#### Exercise:
Each line containing the word "this" must be collected.

#### Given records:
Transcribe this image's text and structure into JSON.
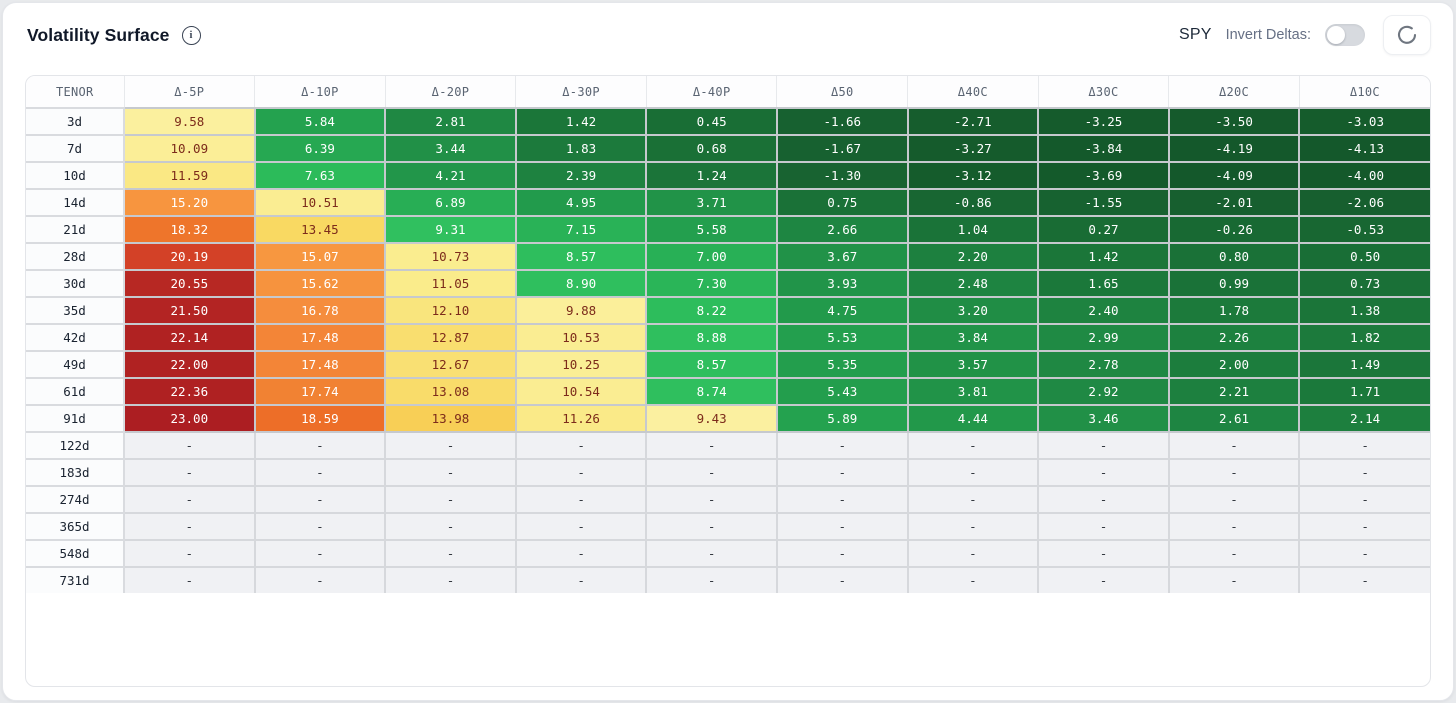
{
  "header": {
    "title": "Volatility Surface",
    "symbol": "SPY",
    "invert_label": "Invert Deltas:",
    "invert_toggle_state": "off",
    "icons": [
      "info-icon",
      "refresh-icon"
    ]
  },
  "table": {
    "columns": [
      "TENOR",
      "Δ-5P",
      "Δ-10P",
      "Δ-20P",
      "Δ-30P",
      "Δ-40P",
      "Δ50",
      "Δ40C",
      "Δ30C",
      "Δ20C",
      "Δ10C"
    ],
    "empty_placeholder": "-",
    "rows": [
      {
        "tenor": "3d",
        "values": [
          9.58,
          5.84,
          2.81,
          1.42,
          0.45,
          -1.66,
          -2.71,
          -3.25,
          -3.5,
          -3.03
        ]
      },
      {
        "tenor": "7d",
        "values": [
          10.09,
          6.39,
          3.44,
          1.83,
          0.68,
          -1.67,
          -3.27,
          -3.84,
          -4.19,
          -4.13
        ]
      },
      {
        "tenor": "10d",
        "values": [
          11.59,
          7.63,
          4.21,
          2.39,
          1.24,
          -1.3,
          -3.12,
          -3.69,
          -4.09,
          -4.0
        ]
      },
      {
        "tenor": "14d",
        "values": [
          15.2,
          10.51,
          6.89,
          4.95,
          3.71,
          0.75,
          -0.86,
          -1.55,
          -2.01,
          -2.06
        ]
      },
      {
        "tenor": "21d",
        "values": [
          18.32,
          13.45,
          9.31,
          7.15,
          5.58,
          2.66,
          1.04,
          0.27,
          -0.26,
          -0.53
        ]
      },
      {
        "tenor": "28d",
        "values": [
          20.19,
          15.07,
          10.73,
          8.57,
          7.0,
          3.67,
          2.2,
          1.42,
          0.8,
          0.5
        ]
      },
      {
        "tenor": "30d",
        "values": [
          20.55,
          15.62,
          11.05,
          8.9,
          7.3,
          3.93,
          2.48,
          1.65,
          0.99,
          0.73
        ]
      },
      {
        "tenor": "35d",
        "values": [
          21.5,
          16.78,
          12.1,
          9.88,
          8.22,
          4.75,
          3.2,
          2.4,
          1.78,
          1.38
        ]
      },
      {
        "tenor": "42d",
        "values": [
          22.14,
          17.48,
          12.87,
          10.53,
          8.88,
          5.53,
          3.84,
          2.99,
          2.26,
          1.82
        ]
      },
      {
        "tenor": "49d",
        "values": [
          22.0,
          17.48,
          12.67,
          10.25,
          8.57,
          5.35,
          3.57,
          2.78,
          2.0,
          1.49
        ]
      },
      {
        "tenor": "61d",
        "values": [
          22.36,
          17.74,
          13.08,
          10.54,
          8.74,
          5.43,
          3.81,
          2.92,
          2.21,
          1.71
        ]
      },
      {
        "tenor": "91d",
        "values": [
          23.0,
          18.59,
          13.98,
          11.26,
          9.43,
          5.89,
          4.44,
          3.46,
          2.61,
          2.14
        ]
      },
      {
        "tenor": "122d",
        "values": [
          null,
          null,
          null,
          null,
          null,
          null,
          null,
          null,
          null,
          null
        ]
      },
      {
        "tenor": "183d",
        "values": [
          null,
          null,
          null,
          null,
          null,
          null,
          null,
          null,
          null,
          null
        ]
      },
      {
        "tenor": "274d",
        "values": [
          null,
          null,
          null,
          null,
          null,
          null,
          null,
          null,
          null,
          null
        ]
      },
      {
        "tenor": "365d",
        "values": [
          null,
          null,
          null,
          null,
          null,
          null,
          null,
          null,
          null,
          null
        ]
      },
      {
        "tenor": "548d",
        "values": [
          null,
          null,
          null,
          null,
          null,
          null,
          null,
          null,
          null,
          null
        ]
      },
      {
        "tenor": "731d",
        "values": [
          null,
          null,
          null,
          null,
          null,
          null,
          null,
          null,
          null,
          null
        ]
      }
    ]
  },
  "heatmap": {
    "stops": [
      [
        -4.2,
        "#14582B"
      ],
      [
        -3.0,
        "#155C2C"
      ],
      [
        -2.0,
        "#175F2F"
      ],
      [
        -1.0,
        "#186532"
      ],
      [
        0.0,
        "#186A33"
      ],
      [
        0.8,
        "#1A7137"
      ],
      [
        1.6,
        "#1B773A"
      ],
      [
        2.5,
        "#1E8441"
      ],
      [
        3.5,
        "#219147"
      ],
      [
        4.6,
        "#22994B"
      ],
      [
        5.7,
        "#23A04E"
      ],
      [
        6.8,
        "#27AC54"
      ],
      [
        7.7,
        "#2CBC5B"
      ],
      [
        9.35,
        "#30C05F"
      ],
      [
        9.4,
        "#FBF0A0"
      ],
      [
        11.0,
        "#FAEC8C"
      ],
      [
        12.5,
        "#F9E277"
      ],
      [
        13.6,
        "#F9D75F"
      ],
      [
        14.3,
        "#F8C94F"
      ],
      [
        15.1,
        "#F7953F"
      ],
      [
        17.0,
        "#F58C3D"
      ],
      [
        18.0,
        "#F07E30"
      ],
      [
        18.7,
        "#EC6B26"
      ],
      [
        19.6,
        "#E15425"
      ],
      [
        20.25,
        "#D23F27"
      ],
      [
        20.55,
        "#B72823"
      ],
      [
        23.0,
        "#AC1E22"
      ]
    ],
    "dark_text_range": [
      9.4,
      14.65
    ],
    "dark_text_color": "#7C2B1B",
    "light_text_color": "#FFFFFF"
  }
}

--

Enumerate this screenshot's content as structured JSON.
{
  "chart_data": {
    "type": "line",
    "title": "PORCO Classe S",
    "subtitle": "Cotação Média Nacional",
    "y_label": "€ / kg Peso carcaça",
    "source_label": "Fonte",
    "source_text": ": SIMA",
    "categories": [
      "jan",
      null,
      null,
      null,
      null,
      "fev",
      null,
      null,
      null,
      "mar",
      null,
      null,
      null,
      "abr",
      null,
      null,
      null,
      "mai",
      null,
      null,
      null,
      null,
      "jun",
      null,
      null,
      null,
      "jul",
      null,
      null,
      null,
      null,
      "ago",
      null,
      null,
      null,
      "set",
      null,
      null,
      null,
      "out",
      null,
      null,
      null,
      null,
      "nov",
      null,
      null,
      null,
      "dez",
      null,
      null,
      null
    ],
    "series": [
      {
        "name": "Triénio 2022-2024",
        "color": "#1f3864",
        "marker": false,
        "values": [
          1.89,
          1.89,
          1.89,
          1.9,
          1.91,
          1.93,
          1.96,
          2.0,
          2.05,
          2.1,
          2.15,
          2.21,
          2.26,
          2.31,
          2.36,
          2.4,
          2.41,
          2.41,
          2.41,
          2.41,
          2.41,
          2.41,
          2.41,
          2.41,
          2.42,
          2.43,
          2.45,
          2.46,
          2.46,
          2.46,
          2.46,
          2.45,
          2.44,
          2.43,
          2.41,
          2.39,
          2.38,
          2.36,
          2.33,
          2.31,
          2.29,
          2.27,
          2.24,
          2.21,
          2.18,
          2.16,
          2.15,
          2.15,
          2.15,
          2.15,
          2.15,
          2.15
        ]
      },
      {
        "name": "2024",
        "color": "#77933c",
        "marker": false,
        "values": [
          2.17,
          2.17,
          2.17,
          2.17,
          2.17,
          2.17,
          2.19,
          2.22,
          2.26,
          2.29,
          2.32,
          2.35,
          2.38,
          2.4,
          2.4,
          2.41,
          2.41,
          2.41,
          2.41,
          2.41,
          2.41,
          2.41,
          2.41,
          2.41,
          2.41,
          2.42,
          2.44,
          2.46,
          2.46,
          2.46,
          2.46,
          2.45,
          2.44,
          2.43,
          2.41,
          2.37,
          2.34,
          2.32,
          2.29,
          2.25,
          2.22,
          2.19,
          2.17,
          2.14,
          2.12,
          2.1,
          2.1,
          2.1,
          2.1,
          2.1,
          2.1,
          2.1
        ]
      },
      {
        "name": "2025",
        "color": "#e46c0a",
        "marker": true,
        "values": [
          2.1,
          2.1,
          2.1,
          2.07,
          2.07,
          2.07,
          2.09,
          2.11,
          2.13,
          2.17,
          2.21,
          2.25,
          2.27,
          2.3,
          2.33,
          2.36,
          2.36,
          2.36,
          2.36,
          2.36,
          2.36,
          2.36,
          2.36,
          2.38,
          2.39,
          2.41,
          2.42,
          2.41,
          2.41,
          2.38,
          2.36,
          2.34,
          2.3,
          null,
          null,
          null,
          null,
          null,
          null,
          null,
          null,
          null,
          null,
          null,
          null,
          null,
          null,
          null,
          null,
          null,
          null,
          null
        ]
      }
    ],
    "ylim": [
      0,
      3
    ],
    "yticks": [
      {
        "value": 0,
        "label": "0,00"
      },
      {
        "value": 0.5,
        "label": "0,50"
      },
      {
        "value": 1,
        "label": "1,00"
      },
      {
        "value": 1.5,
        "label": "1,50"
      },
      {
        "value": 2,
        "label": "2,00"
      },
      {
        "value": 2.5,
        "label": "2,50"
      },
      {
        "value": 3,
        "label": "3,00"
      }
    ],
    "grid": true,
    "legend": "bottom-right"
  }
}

---

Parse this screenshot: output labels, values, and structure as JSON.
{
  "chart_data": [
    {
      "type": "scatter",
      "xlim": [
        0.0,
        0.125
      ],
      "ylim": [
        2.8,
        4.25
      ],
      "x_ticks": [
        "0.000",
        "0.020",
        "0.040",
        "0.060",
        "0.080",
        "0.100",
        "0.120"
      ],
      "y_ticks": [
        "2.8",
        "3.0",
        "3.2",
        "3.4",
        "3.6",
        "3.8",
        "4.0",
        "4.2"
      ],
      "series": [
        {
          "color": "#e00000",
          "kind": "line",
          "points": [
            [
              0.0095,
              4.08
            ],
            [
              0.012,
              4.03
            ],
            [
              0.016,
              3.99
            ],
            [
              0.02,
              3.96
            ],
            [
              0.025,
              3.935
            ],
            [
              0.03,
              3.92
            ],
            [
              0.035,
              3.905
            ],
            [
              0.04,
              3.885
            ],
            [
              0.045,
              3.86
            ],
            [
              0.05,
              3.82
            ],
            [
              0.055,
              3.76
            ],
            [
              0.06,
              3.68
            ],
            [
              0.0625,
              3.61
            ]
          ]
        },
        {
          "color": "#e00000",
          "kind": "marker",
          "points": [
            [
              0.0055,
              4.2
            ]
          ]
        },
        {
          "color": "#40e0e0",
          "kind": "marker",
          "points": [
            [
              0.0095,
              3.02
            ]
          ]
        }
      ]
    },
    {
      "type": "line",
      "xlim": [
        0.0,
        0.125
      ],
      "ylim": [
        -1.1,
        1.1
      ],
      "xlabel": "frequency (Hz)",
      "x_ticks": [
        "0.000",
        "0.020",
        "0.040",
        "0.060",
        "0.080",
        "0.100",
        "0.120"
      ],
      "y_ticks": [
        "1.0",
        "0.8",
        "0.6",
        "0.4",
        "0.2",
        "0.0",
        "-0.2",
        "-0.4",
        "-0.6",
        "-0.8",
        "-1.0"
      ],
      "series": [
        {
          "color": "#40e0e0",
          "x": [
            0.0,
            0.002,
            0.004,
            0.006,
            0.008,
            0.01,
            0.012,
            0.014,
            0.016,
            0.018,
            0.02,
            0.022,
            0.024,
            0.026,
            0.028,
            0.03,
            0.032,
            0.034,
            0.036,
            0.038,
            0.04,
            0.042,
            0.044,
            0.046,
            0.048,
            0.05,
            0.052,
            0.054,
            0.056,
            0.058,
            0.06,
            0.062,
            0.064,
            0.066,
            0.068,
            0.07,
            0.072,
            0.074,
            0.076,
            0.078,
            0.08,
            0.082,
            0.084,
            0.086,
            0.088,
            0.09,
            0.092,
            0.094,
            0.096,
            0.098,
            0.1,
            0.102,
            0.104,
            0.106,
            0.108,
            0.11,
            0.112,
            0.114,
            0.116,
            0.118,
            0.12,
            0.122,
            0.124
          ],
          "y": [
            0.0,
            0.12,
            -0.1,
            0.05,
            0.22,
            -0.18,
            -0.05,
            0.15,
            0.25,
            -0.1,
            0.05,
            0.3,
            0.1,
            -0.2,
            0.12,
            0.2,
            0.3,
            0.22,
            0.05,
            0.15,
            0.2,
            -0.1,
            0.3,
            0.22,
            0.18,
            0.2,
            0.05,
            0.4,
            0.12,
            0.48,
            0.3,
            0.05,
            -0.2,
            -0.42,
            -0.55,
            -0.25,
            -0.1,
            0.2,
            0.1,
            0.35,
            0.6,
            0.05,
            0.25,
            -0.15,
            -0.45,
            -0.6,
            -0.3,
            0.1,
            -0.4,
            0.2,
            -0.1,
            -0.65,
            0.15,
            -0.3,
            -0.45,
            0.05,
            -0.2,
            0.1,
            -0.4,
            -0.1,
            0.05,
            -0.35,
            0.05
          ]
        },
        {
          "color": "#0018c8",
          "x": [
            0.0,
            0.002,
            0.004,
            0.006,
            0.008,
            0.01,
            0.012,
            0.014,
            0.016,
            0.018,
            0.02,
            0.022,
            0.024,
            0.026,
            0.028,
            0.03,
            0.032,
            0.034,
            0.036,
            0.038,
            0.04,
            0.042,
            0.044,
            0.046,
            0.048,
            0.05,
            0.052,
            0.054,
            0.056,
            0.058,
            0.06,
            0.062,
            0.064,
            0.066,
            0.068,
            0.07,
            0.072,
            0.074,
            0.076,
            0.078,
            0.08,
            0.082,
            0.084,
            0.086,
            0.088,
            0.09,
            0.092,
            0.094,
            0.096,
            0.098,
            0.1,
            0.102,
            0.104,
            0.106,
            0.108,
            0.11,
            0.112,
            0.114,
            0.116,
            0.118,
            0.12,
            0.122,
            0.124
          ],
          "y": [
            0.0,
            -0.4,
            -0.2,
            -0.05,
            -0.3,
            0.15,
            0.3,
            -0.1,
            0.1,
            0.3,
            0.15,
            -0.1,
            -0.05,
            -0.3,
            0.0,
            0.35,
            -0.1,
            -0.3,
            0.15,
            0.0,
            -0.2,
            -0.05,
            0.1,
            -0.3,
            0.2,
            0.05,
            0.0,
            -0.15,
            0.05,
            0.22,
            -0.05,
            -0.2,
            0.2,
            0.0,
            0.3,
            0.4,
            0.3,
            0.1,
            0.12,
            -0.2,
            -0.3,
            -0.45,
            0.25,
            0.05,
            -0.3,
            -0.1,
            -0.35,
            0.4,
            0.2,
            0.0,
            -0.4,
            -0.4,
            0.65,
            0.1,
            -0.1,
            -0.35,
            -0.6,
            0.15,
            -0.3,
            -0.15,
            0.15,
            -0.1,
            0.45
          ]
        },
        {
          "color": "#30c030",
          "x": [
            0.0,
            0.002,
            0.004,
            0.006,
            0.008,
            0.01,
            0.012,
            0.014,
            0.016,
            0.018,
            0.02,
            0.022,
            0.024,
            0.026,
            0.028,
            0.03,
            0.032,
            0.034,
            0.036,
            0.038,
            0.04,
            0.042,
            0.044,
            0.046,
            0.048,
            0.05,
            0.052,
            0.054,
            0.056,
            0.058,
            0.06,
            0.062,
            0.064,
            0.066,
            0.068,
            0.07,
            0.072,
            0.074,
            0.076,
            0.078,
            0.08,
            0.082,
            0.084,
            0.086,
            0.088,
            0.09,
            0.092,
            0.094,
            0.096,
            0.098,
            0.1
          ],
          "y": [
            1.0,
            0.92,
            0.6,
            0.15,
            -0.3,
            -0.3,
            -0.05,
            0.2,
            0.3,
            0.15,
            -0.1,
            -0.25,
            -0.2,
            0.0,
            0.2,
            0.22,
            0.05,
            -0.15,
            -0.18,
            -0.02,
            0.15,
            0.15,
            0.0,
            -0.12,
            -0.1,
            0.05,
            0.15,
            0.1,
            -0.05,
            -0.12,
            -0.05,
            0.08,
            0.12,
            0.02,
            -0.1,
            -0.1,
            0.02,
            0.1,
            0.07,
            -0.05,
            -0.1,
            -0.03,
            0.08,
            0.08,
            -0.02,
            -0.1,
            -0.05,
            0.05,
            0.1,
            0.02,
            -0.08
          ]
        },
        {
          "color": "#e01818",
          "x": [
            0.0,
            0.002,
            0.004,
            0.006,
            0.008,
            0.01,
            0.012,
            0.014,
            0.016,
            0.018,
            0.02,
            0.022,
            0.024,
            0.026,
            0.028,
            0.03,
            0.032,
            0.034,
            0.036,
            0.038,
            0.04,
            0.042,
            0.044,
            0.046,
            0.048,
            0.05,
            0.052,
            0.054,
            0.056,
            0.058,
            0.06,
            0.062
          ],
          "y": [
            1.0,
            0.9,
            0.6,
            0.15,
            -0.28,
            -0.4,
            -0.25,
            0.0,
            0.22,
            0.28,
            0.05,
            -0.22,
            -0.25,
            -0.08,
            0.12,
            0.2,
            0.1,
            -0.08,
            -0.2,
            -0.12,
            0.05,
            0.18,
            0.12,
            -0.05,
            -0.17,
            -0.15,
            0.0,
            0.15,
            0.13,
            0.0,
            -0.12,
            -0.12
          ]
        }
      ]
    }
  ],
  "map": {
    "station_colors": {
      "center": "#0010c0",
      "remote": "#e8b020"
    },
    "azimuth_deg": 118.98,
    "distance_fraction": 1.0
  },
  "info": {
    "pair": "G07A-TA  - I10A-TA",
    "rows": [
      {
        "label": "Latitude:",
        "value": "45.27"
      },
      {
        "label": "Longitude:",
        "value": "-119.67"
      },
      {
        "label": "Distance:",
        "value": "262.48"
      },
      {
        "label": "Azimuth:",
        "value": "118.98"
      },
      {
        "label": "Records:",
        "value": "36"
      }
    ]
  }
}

#### Reply to the exercise:
Transcribe this image's text and structure into JSON.
Enumerate this screenshot's content as structured JSON.
Parse this screenshot: output labels, values, and structure as JSON.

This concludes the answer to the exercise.